▼

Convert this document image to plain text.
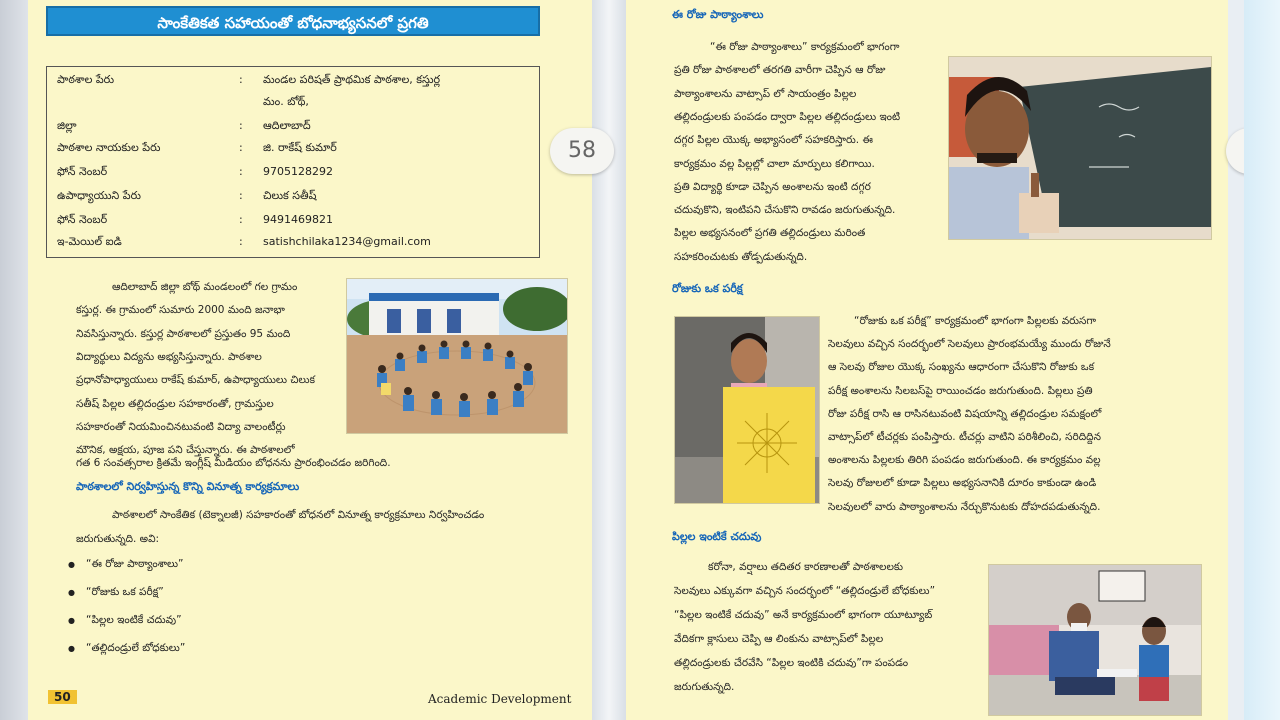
సాంకేతికత సహాయంతో బోధనాభ్యసనలో ప్రగతి
పాఠశాల పేరు	: మండల పరిషత్ ప్రాథమిక పాఠశాల, కస్తుర్ల
మం. బోథ్,
జిల్లా	: ఆదిలాబాద్
పాఠశాల నాయకుల పేరు	: జి. రాకేష్ కుమార్
ఫోన్ నెంబర్	: 9705128292
ఉపాధ్యాయుని పేరు	: చిలుక సతీష్
ఫోన్ నెంబర్	: 9491469821
ఇ-మెయిల్ ఐడి	: satishchilaka1234@gmail.com
ఆదిలాబాద్ జిల్లా బోథ్ మండలంలో గల గ్రామం
కస్తుర్ల. ఈ గ్రామంలో సుమారు 2000 మంది జనాభా
నివసిస్తున్నారు. కస్తుర్ల పాఠశాలలో ప్రస్తుతం 95 మంది
విద్యార్థులు విద్యను అభ్యసిస్తున్నారు. పాఠశాల
ప్రధానోపాధ్యాయులు రాకేష్ కుమార్, ఉపాధ్యాయులు చిలుక
సతీష్ పిల్లల తల్లిదండ్రుల సహకారంతో, గ్రామస్తుల
సహకారంతో నియమించినటువంటి విద్యా వాలంటీర్లు
మౌనిక, అక్షయ, పూజ పని చేస్తున్నారు. ఈ పాఠశాలలో
గత 6 సంవత్సరాల క్రితమే ఇంగ్లీష్ మీడియం బోధనను ప్రారంభించడం జరిగింది.
పాఠశాలలో నిర్వహిస్తున్న కొన్ని వినూత్న కార్యక్రమాలు
పాఠశాలలో సాంకేతిక (టెక్నాలజీ) సహకారంతో బోధనలో వినూత్న కార్యక్రమాలు నిర్వహించడం
జరుగుతున్నది. అవి:
● “ఈ రోజు పాఠ్యాంశాలు”
● “రోజుకు ఒక పరీక్ష”
● “పిల్లల ఇంటికే చదువు”
● “తల్లిదండ్రులే బోధకులు”
50	Academic Development
58
ఈ రోజు పాఠ్యాంశాలు
“ఈ రోజు పాఠ్యాంశాలు” కార్యక్రమంలో భాగంగా
ప్రతి రోజు పాఠశాలలో తరగతి వారీగా చెప్పిన ఆ రోజు
పాఠ్యాంశాలను వాట్సాప్ లో సాయంత్రం పిల్లల
తల్లిదండ్రులకు పంపడం ద్వారా పిల్లల తల్లిదండ్రులు ఇంటి
దగ్గర పిల్లల యొక్క అభ్యాసంలో సహకరిస్తారు. ఈ
కార్యక్రమం వల్ల పిల్లల్లో చాలా మార్పులు కలిగాయి.
ప్రతి విద్యార్థి కూడా చెప్పిన అంశాలను ఇంటి దగ్గర
చదువుకొని, ఇంటిపని చేసుకొని రావడం జరుగుతున్నది.
పిల్లల అభ్యసనంలో ప్రగతి తల్లిదండ్రులు మరింత
సహకరించుటకు తోడ్పడుతున్నది.
రోజుకు ఒక పరీక్ష
“రోజుకు ఒక పరీక్ష” కార్యక్రమంలో భాగంగా పిల్లలకు వరుసగా
సెలవులు వచ్చిన సందర్భంలో సెలవులు ప్రారంభమయ్యే ముందు రోజునే
ఆ సెలవు రోజుల యొక్క సంఖ్యను ఆధారంగా చేసుకొని రోజుకు ఒక
పరీక్ష అంశాలను సిలబస్‌పై రాయించడం జరుగుతుంది. పిల్లలు ప్రతి
రోజు పరీక్ష రాసి ఆ రాసినటువంటి విషయాన్ని తల్లిదండ్రుల సమక్షంలో
వాట్సాప్‌లో టీచర్లకు పంపిస్తారు. టీచర్లు వాటిని పరిశీలించి, సరిదిద్దిన
అంశాలను పిల్లలకు తిరిగి పంపడం జరుగుతుంది. ఈ కార్యక్రమం వల్ల
సెలవు రోజులలో కూడా పిల్లలు అభ్యసనానికి దూరం కాకుండా ఉండి
సెలవులలో వారు పాఠ్యాంశాలను నేర్చుకొనుటకు దోహదపడుతున్నది.
పిల్లల ఇంటికే చదువు
కరోనా, వర్షాలు తదితర కారణాలతో పాఠశాలలకు
సెలవులు ఎక్కువగా వచ్చిన సందర్భంలో “తల్లిదండ్రులే బోధకులు”
“పిల్లల ఇంటికే చదువు” అనే కార్యక్రమంలో భాగంగా యూట్యూబ్
వేదికగా క్లాసులు చెప్పి ఆ లింకును వాట్సాప్‌లో పిల్లల
తల్లిదండ్రులకు చేరవేసి “పిల్లల ఇంటికి చదువు”గా పంపడం
జరుగుతున్నది.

▲

EXERCISE DIRECTIONS → Images do not belong in the copy; reproduce all other parts of the records above verbatim.

EXPECTED ANSWER →
Convert this document image to plain text.
సాంకేతికత సహాయంతో బోధనాభ్యసనలో ప్రగతి
పాఠశాల పేరు	: మండల పరిషత్ ప్రాథమిక పాఠశాల, కస్తుర్ల
మం. బోథ్,
జిల్లా	: ఆదిలాబాద్
పాఠశాల నాయకుల పేరు	: జి. రాకేష్ కుమార్
ఫోన్ నెంబర్	: 9705128292
ఉపాధ్యాయుని పేరు	: చిలుక సతీష్
ఫోన్ నెంబర్	: 9491469821
ఇ-మెయిల్ ఐడి	: satishchilaka1234@gmail.com
ఆదిలాబాద్ జిల్లా బోథ్ మండలంలో గల గ్రామం
కస్తుర్ల. ఈ గ్రామంలో సుమారు 2000 మంది జనాభా
నివసిస్తున్నారు. కస్తుర్ల పాఠశాలలో ప్రస్తుతం 95 మంది
విద్యార్థులు విద్యను అభ్యసిస్తున్నారు. పాఠశాల
ప్రధానోపాధ్యాయులు రాకేష్ కుమార్, ఉపాధ్యాయులు చిలుక
సతీష్ పిల్లల తల్లిదండ్రుల సహకారంతో, గ్రామస్తుల
సహకారంతో నియమించినటువంటి విద్యా వాలంటీర్లు
మౌనిక, అక్షయ, పూజ పని చేస్తున్నారు. ఈ పాఠశాలలో
గత 6 సంవత్సరాల క్రితమే ఇంగ్లీష్ మీడియం బోధనను ప్రారంభించడం జరిగింది.
పాఠశాలలో నిర్వహిస్తున్న కొన్ని వినూత్న కార్యక్రమాలు
పాఠశాలలో సాంకేతిక (టెక్నాలజీ) సహకారంతో బోధనలో వినూత్న కార్యక్రమాలు నిర్వహించడం
జరుగుతున్నది. అవి:
● “ఈ రోజు పాఠ్యాంశాలు”
● “రోజుకు ఒక పరీక్ష”
● “పిల్లల ఇంటికే చదువు”
● “తల్లిదండ్రులే బోధకులు”
50	Academic Development
58
ఈ రోజు పాఠ్యాంశాలు
“ఈ రోజు పాఠ్యాంశాలు” కార్యక్రమంలో భాగంగా
ప్రతి రోజు పాఠశాలలో తరగతి వారీగా చెప్పిన ఆ రోజు
పాఠ్యాంశాలను వాట్సాప్ లో సాయంత్రం పిల్లల
తల్లిదండ్రులకు పంపడం ద్వారా పిల్లల తల్లిదండ్రులు ఇంటి
దగ్గర పిల్లల యొక్క అభ్యాసంలో సహకరిస్తారు. ఈ
కార్యక్రమం వల్ల పిల్లల్లో చాలా మార్పులు కలిగాయి.
ప్రతి విద్యార్థి కూడా చెప్పిన అంశాలను ఇంటి దగ్గర
చదువుకొని, ఇంటిపని చేసుకొని రావడం జరుగుతున్నది.
పిల్లల అభ్యసనంలో ప్రగతి తల్లిదండ్రులు మరింత
సహకరించుటకు తోడ్పడుతున్నది.
రోజుకు ఒక పరీక్ష
“రోజుకు ఒక పరీక్ష” కార్యక్రమంలో భాగంగా పిల్లలకు వరుసగా
సెలవులు వచ్చిన సందర్భంలో సెలవులు ప్రారంభమయ్యే ముందు రోజునే
ఆ సెలవు రోజుల యొక్క సంఖ్యను ఆధారంగా చేసుకొని రోజుకు ఒక
పరీక్ష అంశాలను సిలబస్‌పై రాయించడం జరుగుతుంది. పిల్లలు ప్రతి
రోజు పరీక్ష రాసి ఆ రాసినటువంటి విషయాన్ని తల్లిదండ్రుల సమక్షంలో
వాట్సాప్‌లో టీచర్లకు పంపిస్తారు. టీచర్లు వాటిని పరిశీలించి, సరిదిద్దిన
అంశాలను పిల్లలకు తిరిగి పంపడం జరుగుతుంది. ఈ కార్యక్రమం వల్ల
సెలవు రోజులలో కూడా పిల్లలు అభ్యసనానికి దూరం కాకుండా ఉండి
సెలవులలో వారు పాఠ్యాంశాలను నేర్చుకొనుటకు దోహదపడుతున్నది.
పిల్లల ఇంటికే చదువు
కరోనా, వర్షాలు తదితర కారణాలతో పాఠశాలలకు
సెలవులు ఎక్కువగా వచ్చిన సందర్భంలో “తల్లిదండ్రులే బోధకులు”
“పిల్లల ఇంటికే చదువు” అనే కార్యక్రమంలో భాగంగా యూట్యూబ్
వేదికగా క్లాసులు చెప్పి ఆ లింకును వాట్సాప్‌లో పిల్లల
తల్లిదండ్రులకు చేరవేసి “పిల్లల ఇంటికి చదువు”గా పంపడం
జరుగుతున్నది.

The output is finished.